## [Data records]
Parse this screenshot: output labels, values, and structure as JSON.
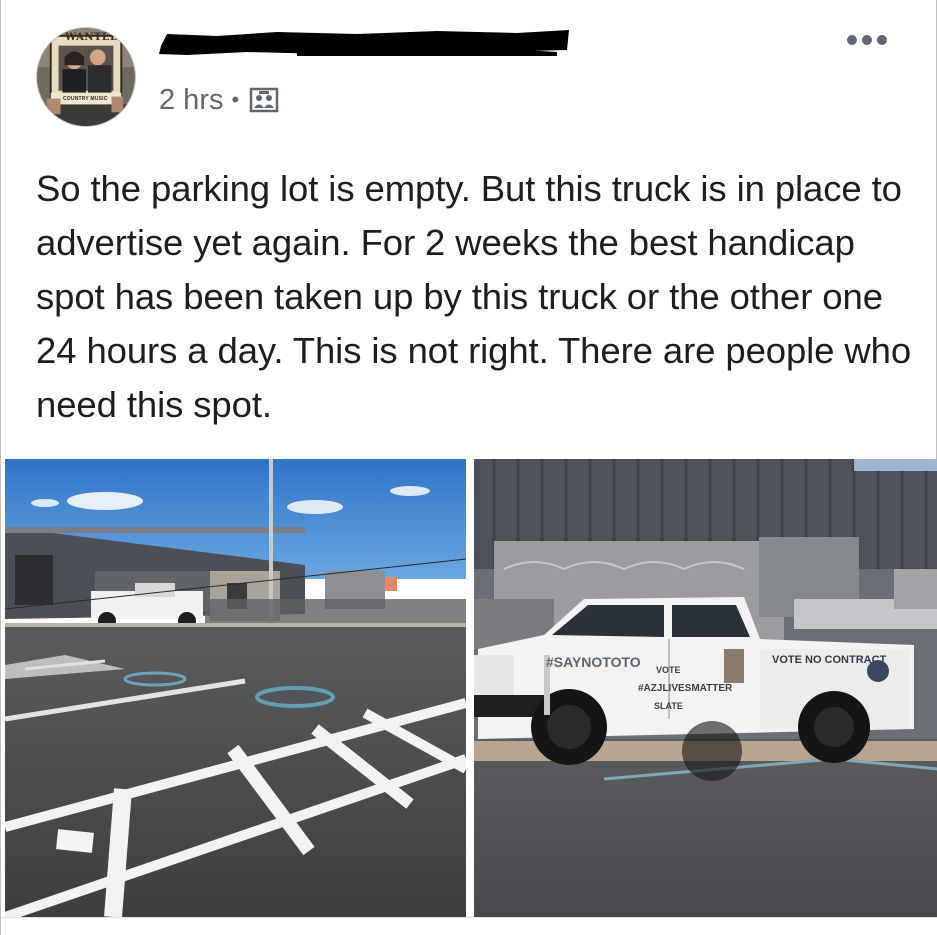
{
  "post": {
    "author_name_redacted": true,
    "timestamp": "2 hrs",
    "separator": "•",
    "audience_icon": "group-audience-icon",
    "more_icon": "more-options-icon",
    "text": "So the parking lot is empty. But this truck is in place to advertise yet again. For 2 weeks the best handicap spot has been taken up by this truck or the other one 24 hours a day. This is not right. There are people who need this spot."
  },
  "avatar": {
    "sign_text": "WANTED",
    "frame_caption": "COUNTRY MUSIC"
  },
  "photos": {
    "left": {
      "description_icon": "parking-lot-photo"
    },
    "right": {
      "truck_hashtag": "#SAYNOTOTO",
      "truck_vote": "VOTE",
      "truck_no_contract": "VOTE NO CONTRACT",
      "truck_slogan": "#AZJLIVESMATTER",
      "truck_slate": "SLATE"
    }
  },
  "colors": {
    "meta_gray": "#606770",
    "text": "#1c1e21",
    "redaction": "#000000"
  }
}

## [EXERCISE]
Omit the pictures and give the material again, exactly and in full.

## [OUTPUT OF THE TASK]
Parse this screenshot: output labels, values, and structure as JSON.
{
  "post": {
    "author_name_redacted": true,
    "timestamp": "2 hrs",
    "separator": "•",
    "audience_icon": "group-audience-icon",
    "more_icon": "more-options-icon",
    "text": "So the parking lot is empty. But this truck is in place to advertise yet again. For 2 weeks the best handicap spot has been taken up by this truck or the other one 24 hours a day. This is not right. There are people who need this spot."
  },
  "avatar": {
    "sign_text": "WANTED",
    "frame_caption": "COUNTRY MUSIC"
  },
  "photos": {
    "left": {
      "description_icon": "parking-lot-photo"
    },
    "right": {
      "truck_hashtag": "#SAYNOTOTO",
      "truck_vote": "VOTE",
      "truck_no_contract": "VOTE NO CONTRACT",
      "truck_slogan": "#AZJLIVESMATTER",
      "truck_slate": "SLATE"
    }
  },
  "colors": {
    "meta_gray": "#606770",
    "text": "#1c1e21",
    "redaction": "#000000"
  }
}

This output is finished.